# EXERCISE PROMPT
Pull out every line containing the string "Microsoft".

-- begin --

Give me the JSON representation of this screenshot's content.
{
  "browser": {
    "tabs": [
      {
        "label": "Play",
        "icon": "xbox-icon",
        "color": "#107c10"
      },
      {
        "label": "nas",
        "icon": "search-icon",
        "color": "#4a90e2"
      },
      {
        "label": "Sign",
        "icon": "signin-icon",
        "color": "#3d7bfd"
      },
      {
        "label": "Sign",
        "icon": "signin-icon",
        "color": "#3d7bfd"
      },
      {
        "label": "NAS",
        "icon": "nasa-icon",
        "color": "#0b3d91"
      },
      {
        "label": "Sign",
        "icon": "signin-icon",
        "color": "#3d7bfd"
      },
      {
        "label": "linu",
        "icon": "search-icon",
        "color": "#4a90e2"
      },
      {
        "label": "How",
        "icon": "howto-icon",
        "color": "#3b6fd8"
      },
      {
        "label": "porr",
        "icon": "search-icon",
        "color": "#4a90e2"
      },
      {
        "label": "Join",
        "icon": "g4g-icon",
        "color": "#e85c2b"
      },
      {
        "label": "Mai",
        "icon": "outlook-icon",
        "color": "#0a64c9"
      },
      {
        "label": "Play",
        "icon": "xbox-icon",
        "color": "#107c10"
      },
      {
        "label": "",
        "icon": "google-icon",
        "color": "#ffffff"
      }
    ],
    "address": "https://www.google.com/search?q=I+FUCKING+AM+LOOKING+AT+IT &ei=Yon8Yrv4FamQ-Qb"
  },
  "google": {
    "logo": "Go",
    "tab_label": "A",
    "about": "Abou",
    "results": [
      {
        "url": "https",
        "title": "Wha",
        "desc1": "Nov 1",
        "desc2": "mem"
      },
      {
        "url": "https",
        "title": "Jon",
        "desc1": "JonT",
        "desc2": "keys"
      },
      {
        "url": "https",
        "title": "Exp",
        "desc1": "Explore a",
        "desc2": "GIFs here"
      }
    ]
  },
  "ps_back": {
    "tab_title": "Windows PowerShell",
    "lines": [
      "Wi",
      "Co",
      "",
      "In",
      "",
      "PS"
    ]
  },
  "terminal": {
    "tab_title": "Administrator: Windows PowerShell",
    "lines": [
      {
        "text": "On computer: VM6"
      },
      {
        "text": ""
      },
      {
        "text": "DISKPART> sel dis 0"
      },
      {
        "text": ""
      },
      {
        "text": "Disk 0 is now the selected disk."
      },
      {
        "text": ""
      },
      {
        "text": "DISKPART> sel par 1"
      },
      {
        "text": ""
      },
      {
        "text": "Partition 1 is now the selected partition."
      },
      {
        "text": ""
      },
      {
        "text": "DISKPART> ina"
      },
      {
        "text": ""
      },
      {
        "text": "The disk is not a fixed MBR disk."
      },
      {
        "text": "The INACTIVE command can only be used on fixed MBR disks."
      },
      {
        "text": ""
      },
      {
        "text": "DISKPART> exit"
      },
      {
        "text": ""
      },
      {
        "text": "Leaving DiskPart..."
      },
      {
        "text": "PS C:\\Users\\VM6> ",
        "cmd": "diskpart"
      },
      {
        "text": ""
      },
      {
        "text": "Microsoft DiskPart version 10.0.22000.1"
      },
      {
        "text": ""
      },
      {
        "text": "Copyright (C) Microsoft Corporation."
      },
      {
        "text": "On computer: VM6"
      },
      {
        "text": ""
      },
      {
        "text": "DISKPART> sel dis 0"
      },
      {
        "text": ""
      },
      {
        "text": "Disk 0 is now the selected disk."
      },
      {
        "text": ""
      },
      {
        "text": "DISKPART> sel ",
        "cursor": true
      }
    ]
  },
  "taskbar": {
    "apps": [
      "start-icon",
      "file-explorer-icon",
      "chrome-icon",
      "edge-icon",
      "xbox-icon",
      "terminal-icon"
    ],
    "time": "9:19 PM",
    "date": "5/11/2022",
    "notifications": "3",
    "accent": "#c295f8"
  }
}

-- end --

# TASK RESPONSE
        "text": "Microsoft DiskPart version 10.0.22000.1"
        "text": "Copyright (C) Microsoft Corporation."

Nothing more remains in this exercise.